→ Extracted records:
## Begin
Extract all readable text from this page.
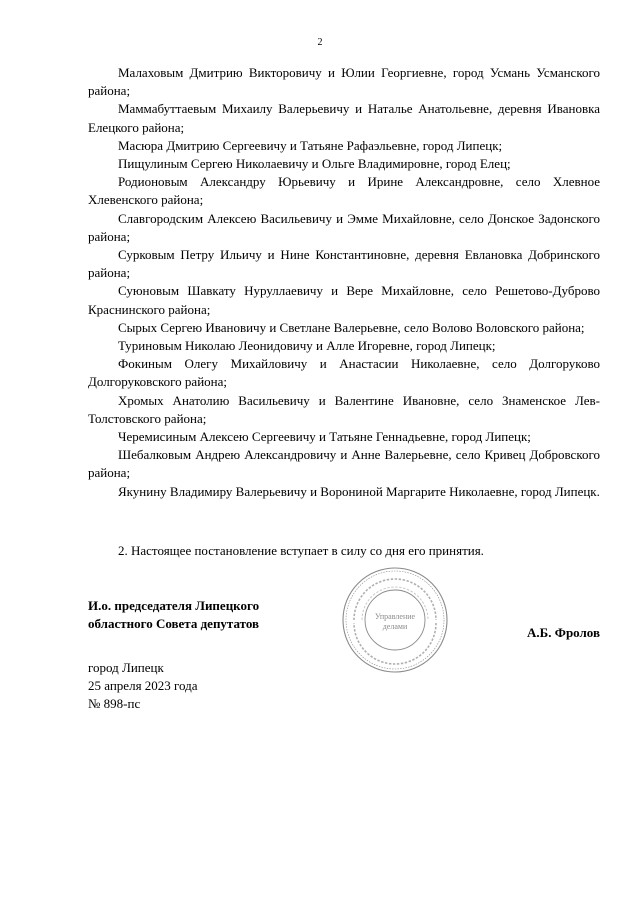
2

Малаховым Дмитрию Викторовичу и Юлии Георгиевне, город Усмань Усманского района;

Маммабуттаевым Михаилу Валерьевичу и Наталье Анатольевне, деревня Ивановка Елецкого района;

Масюра Дмитрию Сергеевичу и Татьяне Рафаэльевне, город Липецк;

Пищулиным Сергею Николаевичу и Ольге Владимировне, город Елец;

Родионовым Александру Юрьевичу и Ирине Александровне, село Хлевное Хлевенского района;

Славгородским Алексею Васильевичу и Эмме Михайловне, село Донское Задонского района;

Сурковым Петру Ильичу и Нине Константиновне, деревня Евлановка Добринского района;

Суюновым Шавкату Нуруллаевичу и Вере Михайловне, село Решетово-Дуброво Краснинского района;

Сырых Сергею Ивановичу и Светлане Валерьевне, село Волово Воловского района;

Туриновым Николаю Леонидовичу и Алле Игоревне, город Липецк;

Фокиным Олегу Михайловичу и Анастасии Николаевне, село Долгоруково Долгоруковского района;

Хромых Анатолию Васильевичу и Валентине Ивановне, село Знаменское Лев-Толстовского района;

Черемисиным Алексею Сергеевичу и Татьяне Геннадьевне, город Липецк;

Шебалковым Андрею Александровичу и Анне Валерьевне, село Кривец Добровского района;

Якунину Владимиру Валерьевичу и Ворониной Маргарите Николаевне, город Липецк.

2. Настоящее постановление вступает в силу со дня его принятия.
И.о. председателя Липецкого
областного Совета депутатов	Управление
делами	А.Б. Фролов
город Липецк
25 апреля 2023 года
№ 898-пс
## End
→ Problem: All lines holding the word "Сергею" should be picked out and copied.

→ The output:
Пищулиным Сергею Николаевичу и Ольге Владимировне, город Елец;
Сырых Сергею Ивановичу и Светлане Валерьевне, село Волово Воловского района;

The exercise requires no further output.